> [Record extracts]:
>> Start
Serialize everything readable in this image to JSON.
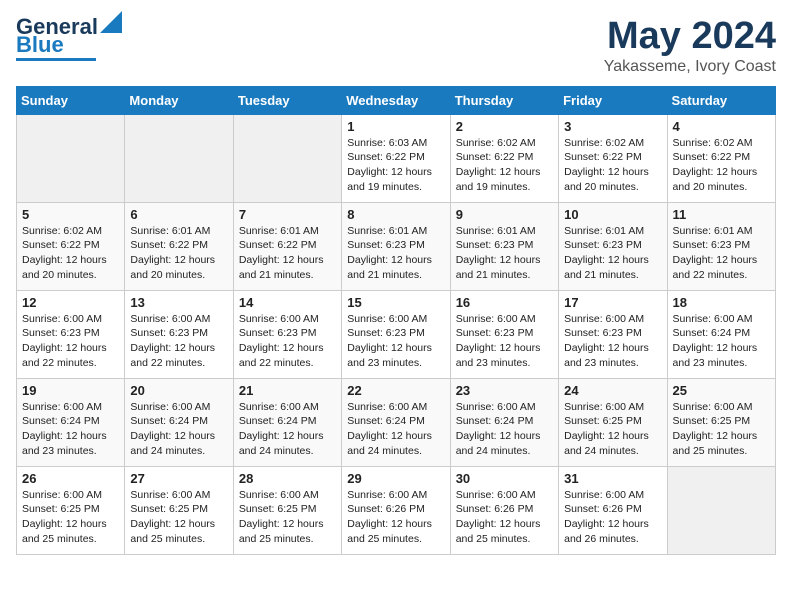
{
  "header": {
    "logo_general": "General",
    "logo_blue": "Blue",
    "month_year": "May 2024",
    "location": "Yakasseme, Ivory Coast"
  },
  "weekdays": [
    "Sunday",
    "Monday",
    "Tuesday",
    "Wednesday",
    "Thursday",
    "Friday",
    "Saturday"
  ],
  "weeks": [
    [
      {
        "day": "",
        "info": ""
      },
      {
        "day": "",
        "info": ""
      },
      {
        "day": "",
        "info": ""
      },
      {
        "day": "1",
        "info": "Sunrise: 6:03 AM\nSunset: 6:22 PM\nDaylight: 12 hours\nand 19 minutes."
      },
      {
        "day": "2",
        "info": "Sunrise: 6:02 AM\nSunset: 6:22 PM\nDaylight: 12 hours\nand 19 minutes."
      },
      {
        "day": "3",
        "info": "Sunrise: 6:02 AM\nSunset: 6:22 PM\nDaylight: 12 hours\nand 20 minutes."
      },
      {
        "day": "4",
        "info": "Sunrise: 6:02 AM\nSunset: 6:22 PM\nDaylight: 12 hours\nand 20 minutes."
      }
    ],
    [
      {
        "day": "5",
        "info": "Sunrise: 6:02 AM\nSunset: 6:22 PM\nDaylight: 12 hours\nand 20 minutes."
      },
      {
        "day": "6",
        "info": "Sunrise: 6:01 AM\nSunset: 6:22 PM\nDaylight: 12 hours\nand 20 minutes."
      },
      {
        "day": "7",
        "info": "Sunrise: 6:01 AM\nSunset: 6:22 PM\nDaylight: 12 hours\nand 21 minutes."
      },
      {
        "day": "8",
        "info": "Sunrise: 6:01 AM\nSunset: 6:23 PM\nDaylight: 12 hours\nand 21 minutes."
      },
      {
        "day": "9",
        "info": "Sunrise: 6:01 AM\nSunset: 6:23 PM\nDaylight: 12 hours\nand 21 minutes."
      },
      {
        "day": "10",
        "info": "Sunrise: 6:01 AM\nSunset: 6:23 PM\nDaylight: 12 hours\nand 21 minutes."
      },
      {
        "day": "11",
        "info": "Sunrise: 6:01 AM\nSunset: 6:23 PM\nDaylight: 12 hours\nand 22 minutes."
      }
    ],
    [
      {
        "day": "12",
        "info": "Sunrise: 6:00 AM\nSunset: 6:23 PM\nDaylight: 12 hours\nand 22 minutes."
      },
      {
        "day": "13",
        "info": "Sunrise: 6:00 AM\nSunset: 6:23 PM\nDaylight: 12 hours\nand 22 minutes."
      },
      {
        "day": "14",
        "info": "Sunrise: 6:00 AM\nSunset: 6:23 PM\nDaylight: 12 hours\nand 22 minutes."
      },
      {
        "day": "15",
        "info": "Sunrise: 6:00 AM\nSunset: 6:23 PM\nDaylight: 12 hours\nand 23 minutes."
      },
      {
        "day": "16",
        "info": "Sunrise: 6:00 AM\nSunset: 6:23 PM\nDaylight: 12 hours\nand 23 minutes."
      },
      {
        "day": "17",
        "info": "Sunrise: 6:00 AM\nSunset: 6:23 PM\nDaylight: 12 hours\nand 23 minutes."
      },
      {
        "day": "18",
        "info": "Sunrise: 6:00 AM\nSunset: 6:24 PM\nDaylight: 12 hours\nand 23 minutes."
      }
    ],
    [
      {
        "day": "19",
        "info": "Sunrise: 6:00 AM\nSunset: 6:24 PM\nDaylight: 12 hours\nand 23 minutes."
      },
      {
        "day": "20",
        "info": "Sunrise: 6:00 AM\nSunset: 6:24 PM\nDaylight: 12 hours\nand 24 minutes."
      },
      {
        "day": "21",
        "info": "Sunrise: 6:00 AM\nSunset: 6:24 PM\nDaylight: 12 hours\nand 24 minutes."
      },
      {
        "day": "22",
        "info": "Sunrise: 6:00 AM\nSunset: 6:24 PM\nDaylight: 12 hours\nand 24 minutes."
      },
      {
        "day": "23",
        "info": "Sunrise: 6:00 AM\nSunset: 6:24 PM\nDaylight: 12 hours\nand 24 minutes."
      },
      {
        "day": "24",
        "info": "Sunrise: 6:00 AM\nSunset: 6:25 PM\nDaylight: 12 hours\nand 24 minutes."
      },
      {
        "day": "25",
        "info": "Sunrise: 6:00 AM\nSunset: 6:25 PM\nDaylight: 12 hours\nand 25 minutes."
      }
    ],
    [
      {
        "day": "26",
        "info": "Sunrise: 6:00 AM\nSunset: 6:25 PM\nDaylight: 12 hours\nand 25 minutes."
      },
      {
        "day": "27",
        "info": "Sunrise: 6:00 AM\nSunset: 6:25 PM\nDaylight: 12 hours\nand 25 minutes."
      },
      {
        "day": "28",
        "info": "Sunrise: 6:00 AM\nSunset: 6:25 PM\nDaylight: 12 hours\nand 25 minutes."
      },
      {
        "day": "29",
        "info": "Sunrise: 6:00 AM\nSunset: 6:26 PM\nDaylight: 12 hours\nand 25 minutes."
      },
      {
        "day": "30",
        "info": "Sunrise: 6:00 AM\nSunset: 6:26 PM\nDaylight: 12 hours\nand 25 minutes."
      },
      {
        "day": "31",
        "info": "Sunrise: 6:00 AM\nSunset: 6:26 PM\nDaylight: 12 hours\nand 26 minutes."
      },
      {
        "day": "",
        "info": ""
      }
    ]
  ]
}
>> End
>> Start
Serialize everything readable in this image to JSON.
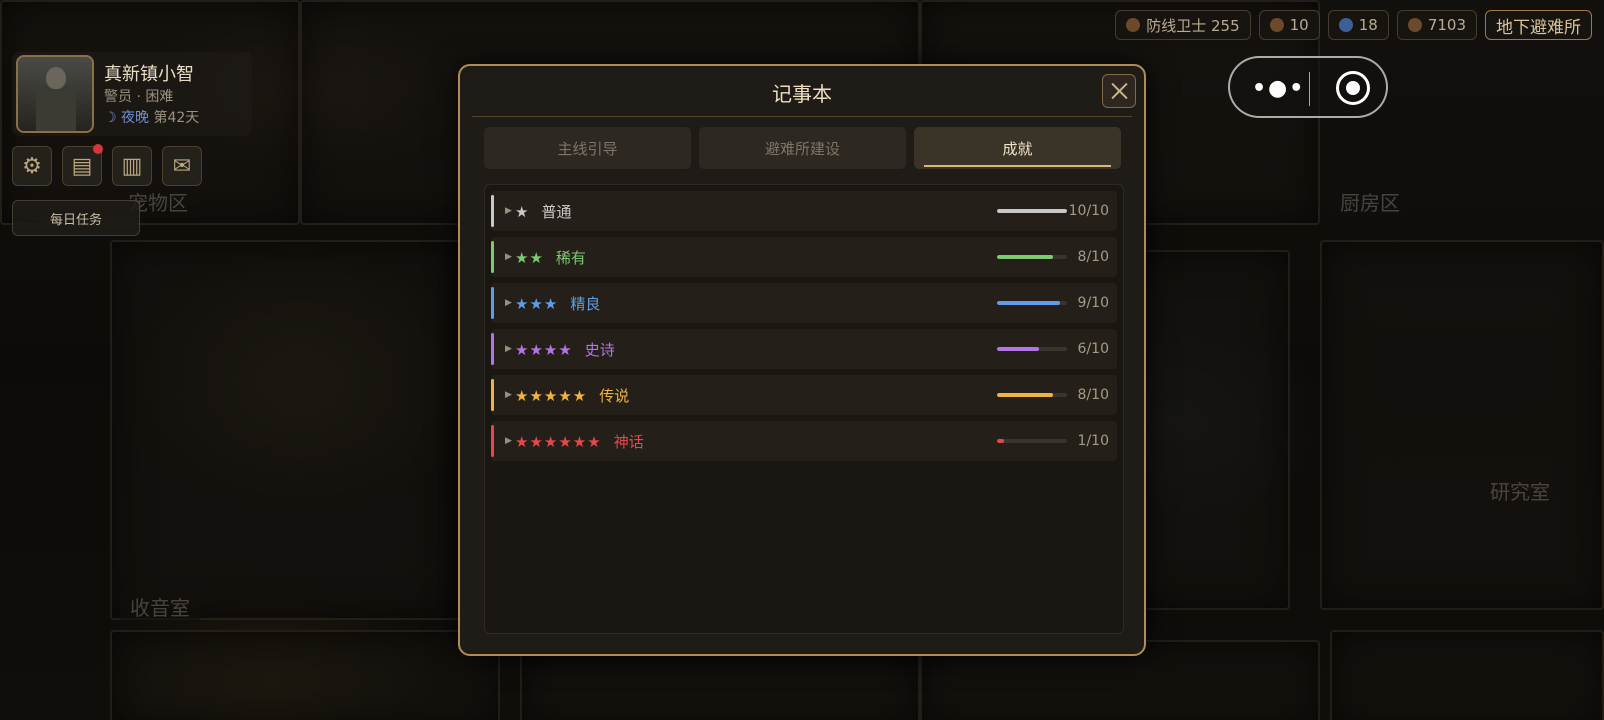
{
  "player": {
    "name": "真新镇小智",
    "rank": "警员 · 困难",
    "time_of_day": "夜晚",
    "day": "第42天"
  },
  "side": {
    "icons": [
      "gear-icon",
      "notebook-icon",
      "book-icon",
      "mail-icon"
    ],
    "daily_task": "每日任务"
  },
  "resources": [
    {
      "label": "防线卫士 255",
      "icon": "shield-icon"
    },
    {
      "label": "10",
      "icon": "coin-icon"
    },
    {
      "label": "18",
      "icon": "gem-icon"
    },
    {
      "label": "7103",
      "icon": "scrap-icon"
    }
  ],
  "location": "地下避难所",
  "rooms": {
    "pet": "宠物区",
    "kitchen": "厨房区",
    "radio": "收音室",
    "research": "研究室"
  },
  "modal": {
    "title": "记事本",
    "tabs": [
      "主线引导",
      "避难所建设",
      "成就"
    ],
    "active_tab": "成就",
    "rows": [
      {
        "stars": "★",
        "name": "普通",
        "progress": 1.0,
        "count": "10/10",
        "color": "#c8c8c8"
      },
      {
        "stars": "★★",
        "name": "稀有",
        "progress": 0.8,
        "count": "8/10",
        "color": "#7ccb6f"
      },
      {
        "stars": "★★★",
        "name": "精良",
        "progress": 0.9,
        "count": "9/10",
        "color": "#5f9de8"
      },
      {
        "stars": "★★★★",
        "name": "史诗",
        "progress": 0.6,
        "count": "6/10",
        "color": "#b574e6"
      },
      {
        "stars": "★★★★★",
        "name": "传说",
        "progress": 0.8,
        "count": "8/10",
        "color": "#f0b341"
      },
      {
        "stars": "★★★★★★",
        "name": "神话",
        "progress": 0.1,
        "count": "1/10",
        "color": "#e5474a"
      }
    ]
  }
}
>> End
> [Instructions to follow]: Tally up the lines in the preceding listing that contain the string "stars". Respond with the number and nothing else.

> [Result of the exercise]: 6